[Given data start]
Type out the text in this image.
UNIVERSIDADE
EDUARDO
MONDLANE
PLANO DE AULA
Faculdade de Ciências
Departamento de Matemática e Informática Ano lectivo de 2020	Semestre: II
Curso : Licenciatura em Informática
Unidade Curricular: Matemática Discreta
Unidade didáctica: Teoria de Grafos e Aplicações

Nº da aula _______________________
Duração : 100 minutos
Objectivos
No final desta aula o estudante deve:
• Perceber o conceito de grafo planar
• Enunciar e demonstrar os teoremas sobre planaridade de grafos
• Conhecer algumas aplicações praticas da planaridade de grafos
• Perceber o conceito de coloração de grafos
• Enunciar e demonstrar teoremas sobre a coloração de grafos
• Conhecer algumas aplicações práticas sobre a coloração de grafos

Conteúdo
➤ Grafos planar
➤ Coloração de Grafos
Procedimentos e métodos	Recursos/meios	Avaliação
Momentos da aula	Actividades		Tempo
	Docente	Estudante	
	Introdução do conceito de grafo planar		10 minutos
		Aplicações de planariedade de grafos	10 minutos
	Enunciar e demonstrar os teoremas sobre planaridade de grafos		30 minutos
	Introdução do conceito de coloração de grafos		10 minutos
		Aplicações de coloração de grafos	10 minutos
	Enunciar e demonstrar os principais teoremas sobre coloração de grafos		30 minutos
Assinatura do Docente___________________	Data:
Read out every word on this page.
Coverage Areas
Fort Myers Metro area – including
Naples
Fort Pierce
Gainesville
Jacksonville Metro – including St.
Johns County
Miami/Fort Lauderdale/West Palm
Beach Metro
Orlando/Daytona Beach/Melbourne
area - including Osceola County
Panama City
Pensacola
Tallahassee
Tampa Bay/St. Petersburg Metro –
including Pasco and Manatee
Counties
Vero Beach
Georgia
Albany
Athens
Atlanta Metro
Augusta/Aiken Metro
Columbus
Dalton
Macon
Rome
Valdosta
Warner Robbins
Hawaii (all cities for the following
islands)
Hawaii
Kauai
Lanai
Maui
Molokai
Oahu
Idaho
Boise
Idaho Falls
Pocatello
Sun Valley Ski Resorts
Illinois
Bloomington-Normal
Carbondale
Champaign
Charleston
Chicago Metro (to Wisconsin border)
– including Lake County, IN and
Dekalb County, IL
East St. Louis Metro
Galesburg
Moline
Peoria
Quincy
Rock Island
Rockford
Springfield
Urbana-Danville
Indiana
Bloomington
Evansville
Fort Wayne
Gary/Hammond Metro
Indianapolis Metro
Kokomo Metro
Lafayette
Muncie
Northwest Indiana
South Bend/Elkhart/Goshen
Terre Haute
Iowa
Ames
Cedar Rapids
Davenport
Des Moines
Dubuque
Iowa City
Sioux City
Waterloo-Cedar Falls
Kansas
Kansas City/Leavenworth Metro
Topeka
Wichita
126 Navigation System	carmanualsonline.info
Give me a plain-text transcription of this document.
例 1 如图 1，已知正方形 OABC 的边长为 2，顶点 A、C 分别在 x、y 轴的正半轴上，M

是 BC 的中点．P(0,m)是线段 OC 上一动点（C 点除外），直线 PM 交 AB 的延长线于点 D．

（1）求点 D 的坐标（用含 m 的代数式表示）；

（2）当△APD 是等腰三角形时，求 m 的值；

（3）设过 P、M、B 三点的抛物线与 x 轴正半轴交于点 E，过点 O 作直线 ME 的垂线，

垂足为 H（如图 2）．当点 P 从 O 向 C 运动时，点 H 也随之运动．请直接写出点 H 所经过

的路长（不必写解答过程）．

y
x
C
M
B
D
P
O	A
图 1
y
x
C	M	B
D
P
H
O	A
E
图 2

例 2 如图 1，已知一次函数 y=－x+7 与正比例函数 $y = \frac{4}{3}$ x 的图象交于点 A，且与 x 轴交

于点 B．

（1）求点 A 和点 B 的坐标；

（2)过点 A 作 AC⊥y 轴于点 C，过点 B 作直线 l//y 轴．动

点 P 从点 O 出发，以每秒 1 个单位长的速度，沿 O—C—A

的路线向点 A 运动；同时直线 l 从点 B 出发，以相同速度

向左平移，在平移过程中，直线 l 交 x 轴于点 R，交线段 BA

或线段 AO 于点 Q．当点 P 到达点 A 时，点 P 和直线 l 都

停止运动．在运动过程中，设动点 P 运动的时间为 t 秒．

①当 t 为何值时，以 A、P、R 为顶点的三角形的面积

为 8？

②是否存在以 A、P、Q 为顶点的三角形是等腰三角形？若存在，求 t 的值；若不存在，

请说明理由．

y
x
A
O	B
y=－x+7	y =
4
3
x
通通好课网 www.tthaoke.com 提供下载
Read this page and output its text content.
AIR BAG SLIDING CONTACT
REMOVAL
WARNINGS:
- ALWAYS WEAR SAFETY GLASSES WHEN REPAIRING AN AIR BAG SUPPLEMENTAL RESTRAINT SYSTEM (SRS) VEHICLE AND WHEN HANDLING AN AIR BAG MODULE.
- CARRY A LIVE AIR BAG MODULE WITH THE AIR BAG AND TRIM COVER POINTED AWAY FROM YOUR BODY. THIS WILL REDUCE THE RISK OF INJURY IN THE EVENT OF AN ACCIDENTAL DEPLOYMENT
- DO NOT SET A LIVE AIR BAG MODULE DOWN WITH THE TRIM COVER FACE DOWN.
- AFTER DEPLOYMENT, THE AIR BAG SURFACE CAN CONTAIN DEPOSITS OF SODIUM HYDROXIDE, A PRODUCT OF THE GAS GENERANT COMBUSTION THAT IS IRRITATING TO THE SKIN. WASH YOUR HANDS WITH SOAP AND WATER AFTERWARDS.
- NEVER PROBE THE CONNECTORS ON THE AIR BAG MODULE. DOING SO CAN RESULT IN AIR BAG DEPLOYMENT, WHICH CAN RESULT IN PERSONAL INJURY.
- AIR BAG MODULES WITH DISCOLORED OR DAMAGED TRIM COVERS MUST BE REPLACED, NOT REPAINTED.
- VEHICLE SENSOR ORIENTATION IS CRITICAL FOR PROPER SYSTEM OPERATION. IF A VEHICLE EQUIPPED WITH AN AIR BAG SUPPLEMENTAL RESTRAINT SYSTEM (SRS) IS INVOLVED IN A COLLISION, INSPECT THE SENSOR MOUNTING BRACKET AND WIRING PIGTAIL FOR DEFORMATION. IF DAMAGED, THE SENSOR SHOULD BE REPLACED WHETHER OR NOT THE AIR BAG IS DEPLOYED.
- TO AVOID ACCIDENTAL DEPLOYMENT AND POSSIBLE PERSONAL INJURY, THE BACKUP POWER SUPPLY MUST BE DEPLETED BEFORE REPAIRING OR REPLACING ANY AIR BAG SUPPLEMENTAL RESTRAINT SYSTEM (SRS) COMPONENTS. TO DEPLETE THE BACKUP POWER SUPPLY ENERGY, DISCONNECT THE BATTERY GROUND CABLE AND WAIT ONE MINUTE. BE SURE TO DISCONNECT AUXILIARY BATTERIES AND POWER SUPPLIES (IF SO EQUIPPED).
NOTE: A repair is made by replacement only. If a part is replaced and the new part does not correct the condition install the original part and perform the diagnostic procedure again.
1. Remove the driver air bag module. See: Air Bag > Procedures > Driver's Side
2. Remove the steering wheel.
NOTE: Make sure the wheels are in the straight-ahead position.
[Given data end]
> _Task instructions_
All of the entries must be written out exactly as they stand.

> _Solved exercise_
Type out the text in this image.
UNIVERSIDADE
EDUARDO
MONDLANE
PLANO DE AULA
Faculdade de Ciências
Departamento de Matemática e Informática Ano lectivo de 2020	Semestre: II
Curso : Licenciatura em Informática
Unidade Curricular: Matemática Discreta
Unidade didáctica: Teoria de Grafos e Aplicações

Nº da aula _______________________
Duração : 100 minutos
Objectivos
No final desta aula o estudante deve:
• Perceber o conceito de grafo planar
• Enunciar e demonstrar os teoremas sobre planaridade de grafos
• Conhecer algumas aplicações praticas da planaridade de grafos
• Perceber o conceito de coloração de grafos
• Enunciar e demonstrar teoremas sobre a coloração de grafos
• Conhecer algumas aplicações práticas sobre a coloração de grafos

Conteúdo
➤ Grafos planar
➤ Coloração de Grafos
Procedimentos e métodos	Recursos/meios	Avaliação
Momentos da aula	Actividades		Tempo
	Docente	Estudante	
	Introdução do conceito de grafo planar		10 minutos
		Aplicações de planariedade de grafos	10 minutos
	Enunciar e demonstrar os teoremas sobre planaridade de grafos		30 minutos
	Introdução do conceito de coloração de grafos		10 minutos
		Aplicações de coloração de grafos	10 minutos
	Enunciar e demonstrar os principais teoremas sobre coloração de grafos		30 minutos
Assinatura do Docente___________________	Data:
Read out every word on this page.
Coverage Areas
Fort Myers Metro area – including
Naples
Fort Pierce
Gainesville
Jacksonville Metro – including St.
Johns County
Miami/Fort Lauderdale/West Palm
Beach Metro
Orlando/Daytona Beach/Melbourne
area - including Osceola County
Panama City
Pensacola
Tallahassee
Tampa Bay/St. Petersburg Metro –
including Pasco and Manatee
Counties
Vero Beach
Georgia
Albany
Athens
Atlanta Metro
Augusta/Aiken Metro
Columbus
Dalton
Macon
Rome
Valdosta
Warner Robbins
Hawaii (all cities for the following
islands)
Hawaii
Kauai
Lanai
Maui
Molokai
Oahu
Idaho
Boise
Idaho Falls
Pocatello
Sun Valley Ski Resorts
Illinois
Bloomington-Normal
Carbondale
Champaign
Charleston
Chicago Metro (to Wisconsin border)
– including Lake County, IN and
Dekalb County, IL
East St. Louis Metro
Galesburg
Moline
Peoria
Quincy
Rock Island
Rockford
Springfield
Urbana-Danville
Indiana
Bloomington
Evansville
Fort Wayne
Gary/Hammond Metro
Indianapolis Metro
Kokomo Metro
Lafayette
Muncie
Northwest Indiana
South Bend/Elkhart/Goshen
Terre Haute
Iowa
Ames
Cedar Rapids
Davenport
Des Moines
Dubuque
Iowa City
Sioux City
Waterloo-Cedar Falls
Kansas
Kansas City/Leavenworth Metro
Topeka
Wichita
126 Navigation System	carmanualsonline.info
Give me a plain-text transcription of this document.
例 1 如图 1，已知正方形 OABC 的边长为 2，顶点 A、C 分别在 x、y 轴的正半轴上，M

是 BC 的中点．P(0,m)是线段 OC 上一动点（C 点除外），直线 PM 交 AB 的延长线于点 D．

（1）求点 D 的坐标（用含 m 的代数式表示）；

（2）当△APD 是等腰三角形时，求 m 的值；

（3）设过 P、M、B 三点的抛物线与 x 轴正半轴交于点 E，过点 O 作直线 ME 的垂线，

垂足为 H（如图 2）．当点 P 从 O 向 C 运动时，点 H 也随之运动．请直接写出点 H 所经过

的路长（不必写解答过程）．

y
x
C
M
B
D
P
O	A
图 1
y
x
C	M	B
D
P
H
O	A
E
图 2

例 2 如图 1，已知一次函数 y=－x+7 与正比例函数 $y = \frac{4}{3}$ x 的图象交于点 A，且与 x 轴交

于点 B．

（1）求点 A 和点 B 的坐标；

（2)过点 A 作 AC⊥y 轴于点 C，过点 B 作直线 l//y 轴．动

点 P 从点 O 出发，以每秒 1 个单位长的速度，沿 O—C—A

的路线向点 A 运动；同时直线 l 从点 B 出发，以相同速度

向左平移，在平移过程中，直线 l 交 x 轴于点 R，交线段 BA

或线段 AO 于点 Q．当点 P 到达点 A 时，点 P 和直线 l 都

停止运动．在运动过程中，设动点 P 运动的时间为 t 秒．

①当 t 为何值时，以 A、P、R 为顶点的三角形的面积

为 8？

②是否存在以 A、P、Q 为顶点的三角形是等腰三角形？若存在，求 t 的值；若不存在，

请说明理由．

y
x
A
O	B
y=－x+7	y =
4
3
x
通通好课网 www.tthaoke.com 提供下载
Read this page and output its text content.
AIR BAG SLIDING CONTACT
REMOVAL
WARNINGS:
- ALWAYS WEAR SAFETY GLASSES WHEN REPAIRING AN AIR BAG SUPPLEMENTAL RESTRAINT SYSTEM (SRS) VEHICLE AND WHEN HANDLING AN AIR BAG MODULE.
- CARRY A LIVE AIR BAG MODULE WITH THE AIR BAG AND TRIM COVER POINTED AWAY FROM YOUR BODY. THIS WILL REDUCE THE RISK OF INJURY IN THE EVENT OF AN ACCIDENTAL DEPLOYMENT
- DO NOT SET A LIVE AIR BAG MODULE DOWN WITH THE TRIM COVER FACE DOWN.
- AFTER DEPLOYMENT, THE AIR BAG SURFACE CAN CONTAIN DEPOSITS OF SODIUM HYDROXIDE, A PRODUCT OF THE GAS GENERANT COMBUSTION THAT IS IRRITATING TO THE SKIN. WASH YOUR HANDS WITH SOAP AND WATER AFTERWARDS.
- NEVER PROBE THE CONNECTORS ON THE AIR BAG MODULE. DOING SO CAN RESULT IN AIR BAG DEPLOYMENT, WHICH CAN RESULT IN PERSONAL INJURY.
- AIR BAG MODULES WITH DISCOLORED OR DAMAGED TRIM COVERS MUST BE REPLACED, NOT REPAINTED.
- VEHICLE SENSOR ORIENTATION IS CRITICAL FOR PROPER SYSTEM OPERATION. IF A VEHICLE EQUIPPED WITH AN AIR BAG SUPPLEMENTAL RESTRAINT SYSTEM (SRS) IS INVOLVED IN A COLLISION, INSPECT THE SENSOR MOUNTING BRACKET AND WIRING PIGTAIL FOR DEFORMATION. IF DAMAGED, THE SENSOR SHOULD BE REPLACED WHETHER OR NOT THE AIR BAG IS DEPLOYED.
- TO AVOID ACCIDENTAL DEPLOYMENT AND POSSIBLE PERSONAL INJURY, THE BACKUP POWER SUPPLY MUST BE DEPLETED BEFORE REPAIRING OR REPLACING ANY AIR BAG SUPPLEMENTAL RESTRAINT SYSTEM (SRS) COMPONENTS. TO DEPLETE THE BACKUP POWER SUPPLY ENERGY, DISCONNECT THE BATTERY GROUND CABLE AND WAIT ONE MINUTE. BE SURE TO DISCONNECT AUXILIARY BATTERIES AND POWER SUPPLIES (IF SO EQUIPPED).
NOTE: A repair is made by replacement only. If a part is replaced and the new part does not correct the condition install the original part and perform the diagnostic procedure again.
1. Remove the driver air bag module. See: Air Bag > Procedures > Driver's Side
2. Remove the steering wheel.
NOTE: Make sure the wheels are in the straight-ahead position.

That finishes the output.